Written exercise: Write out each line that follows exactly as it stands, without the pictures.

[Records from a collection]
.....
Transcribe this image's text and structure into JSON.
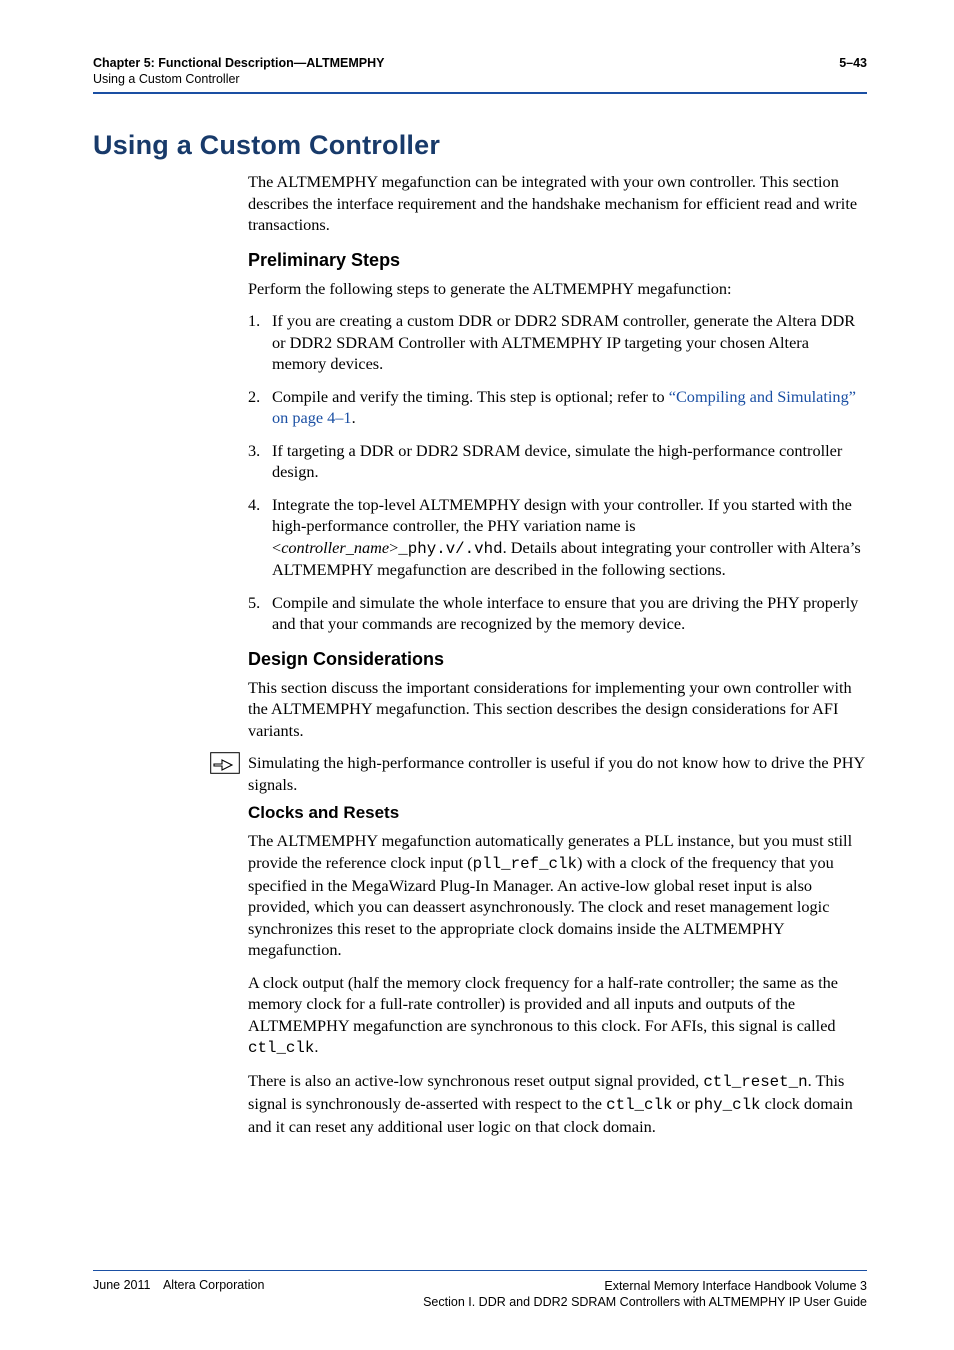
{
  "header": {
    "chapter_line": "Chapter 5: Functional Description—ALTMEMPHY",
    "section_line": "Using a Custom Controller",
    "page_num": "5–43"
  },
  "h1": "Using a Custom Controller",
  "intro": "The ALTMEMPHY megafunction can be integrated with your own controller. This section describes the interface requirement and the handshake mechanism for efficient read and write transactions.",
  "prelim": {
    "title": "Preliminary Steps",
    "lead": "Perform the following steps to generate the ALTMEMPHY megafunction:",
    "steps": {
      "s1": "If you are creating a custom DDR or DDR2 SDRAM controller, generate the Altera DDR or DDR2 SDRAM Controller with ALTMEMPHY IP targeting your chosen Altera memory devices.",
      "s2a": "Compile and verify the timing. This step is optional; refer to ",
      "s2link": "“Compiling and Simulating” on page 4–1",
      "s2b": ".",
      "s3": "If targeting a DDR or DDR2 SDRAM device, simulate the high-performance controller design.",
      "s4a": "Integrate the top-level ALTMEMPHY design with your controller. If you started with the high-performance controller, the PHY variation name is <",
      "s4em": "controller_name",
      "s4b": ">",
      "s4code": "_phy.v/.vhd",
      "s4c": ". Details about integrating your controller with Altera’s ALTMEMPHY megafunction are described in the following sections.",
      "s5": "Compile and simulate the whole interface to ensure that you are driving the PHY properly and that your commands are recognized by the memory device."
    }
  },
  "design": {
    "title": "Design Considerations",
    "p1": "This section discuss the important considerations for implementing your own controller with the ALTMEMPHY megafunction. This section describes the design considerations for AFI variants.",
    "note": "Simulating the high-performance controller is useful if you do not know how to drive the PHY signals."
  },
  "clocks": {
    "title": "Clocks and Resets",
    "p1a": "The ALTMEMPHY megafunction automatically generates a PLL instance, but you must still provide the reference clock input (",
    "p1code1": "pll_ref_clk",
    "p1b": ") with a clock of the frequency that you specified in the MegaWizard Plug-In Manager. An active-low global reset input is also provided, which you can deassert asynchronously. The clock and reset management logic synchronizes this reset to the appropriate clock domains inside the ALTMEMPHY megafunction.",
    "p2a": "A clock output (half the memory clock frequency for a half-rate controller; the same as the memory clock for a full-rate controller) is provided and all inputs and outputs of the ALTMEMPHY megafunction are synchronous to this clock. For AFIs, this signal is called ",
    "p2code1": "ctl_clk",
    "p2b": ".",
    "p3a": "There is also an active-low synchronous reset output signal provided, ",
    "p3code1": "ctl_reset_n",
    "p3b": ". This signal is synchronously de-asserted with respect to the ",
    "p3code2": "ctl_clk",
    "p3c": " or ",
    "p3code3": "phy_clk",
    "p3d": " clock domain and it can reset any additional user logic on that clock domain."
  },
  "footer": {
    "left": "June 2011 Altera Corporation",
    "right1": "External Memory Interface Handbook Volume 3",
    "right2": "Section I. DDR and DDR2 SDRAM Controllers with ALTMEMPHY IP User Guide"
  }
}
.....
Response for this exercise:
Transcribe this image's text and structure into JSON.
{
  "header": {
    "chapter_line": "Chapter 5: Functional Description—ALTMEMPHY",
    "section_line": "Using a Custom Controller",
    "page_num": "5–43"
  },
  "h1": "Using a Custom Controller",
  "intro": "The ALTMEMPHY megafunction can be integrated with your own controller. This section describes the interface requirement and the handshake mechanism for efficient read and write transactions.",
  "prelim": {
    "title": "Preliminary Steps",
    "lead": "Perform the following steps to generate the ALTMEMPHY megafunction:",
    "steps": {
      "s1": "If you are creating a custom DDR or DDR2 SDRAM controller, generate the Altera DDR or DDR2 SDRAM Controller with ALTMEMPHY IP targeting your chosen Altera memory devices.",
      "s2a": "Compile and verify the timing. This step is optional; refer to ",
      "s2link": "“Compiling and Simulating” on page 4–1",
      "s2b": ".",
      "s3": "If targeting a DDR or DDR2 SDRAM device, simulate the high-performance controller design.",
      "s4a": "Integrate the top-level ALTMEMPHY design with your controller. If you started with the high-performance controller, the PHY variation name is <",
      "s4em": "controller_name",
      "s4b": ">",
      "s4code": "_phy.v/.vhd",
      "s4c": ". Details about integrating your controller with Altera’s ALTMEMPHY megafunction are described in the following sections.",
      "s5": "Compile and simulate the whole interface to ensure that you are driving the PHY properly and that your commands are recognized by the memory device."
    }
  },
  "design": {
    "title": "Design Considerations",
    "p1": "This section discuss the important considerations for implementing your own controller with the ALTMEMPHY megafunction. This section describes the design considerations for AFI variants.",
    "note": "Simulating the high-performance controller is useful if you do not know how to drive the PHY signals."
  },
  "clocks": {
    "title": "Clocks and Resets",
    "p1a": "The ALTMEMPHY megafunction automatically generates a PLL instance, but you must still provide the reference clock input (",
    "p1code1": "pll_ref_clk",
    "p1b": ") with a clock of the frequency that you specified in the MegaWizard Plug-In Manager. An active-low global reset input is also provided, which you can deassert asynchronously. The clock and reset management logic synchronizes this reset to the appropriate clock domains inside the ALTMEMPHY megafunction.",
    "p2a": "A clock output (half the memory clock frequency for a half-rate controller; the same as the memory clock for a full-rate controller) is provided and all inputs and outputs of the ALTMEMPHY megafunction are synchronous to this clock. For AFIs, this signal is called ",
    "p2code1": "ctl_clk",
    "p2b": ".",
    "p3a": "There is also an active-low synchronous reset output signal provided, ",
    "p3code1": "ctl_reset_n",
    "p3b": ". This signal is synchronously de-asserted with respect to the ",
    "p3code2": "ctl_clk",
    "p3c": " or ",
    "p3code3": "phy_clk",
    "p3d": " clock domain and it can reset any additional user logic on that clock domain."
  },
  "footer": {
    "left": "June 2011 Altera Corporation",
    "right1": "External Memory Interface Handbook Volume 3",
    "right2": "Section I. DDR and DDR2 SDRAM Controllers with ALTMEMPHY IP User Guide"
  }
}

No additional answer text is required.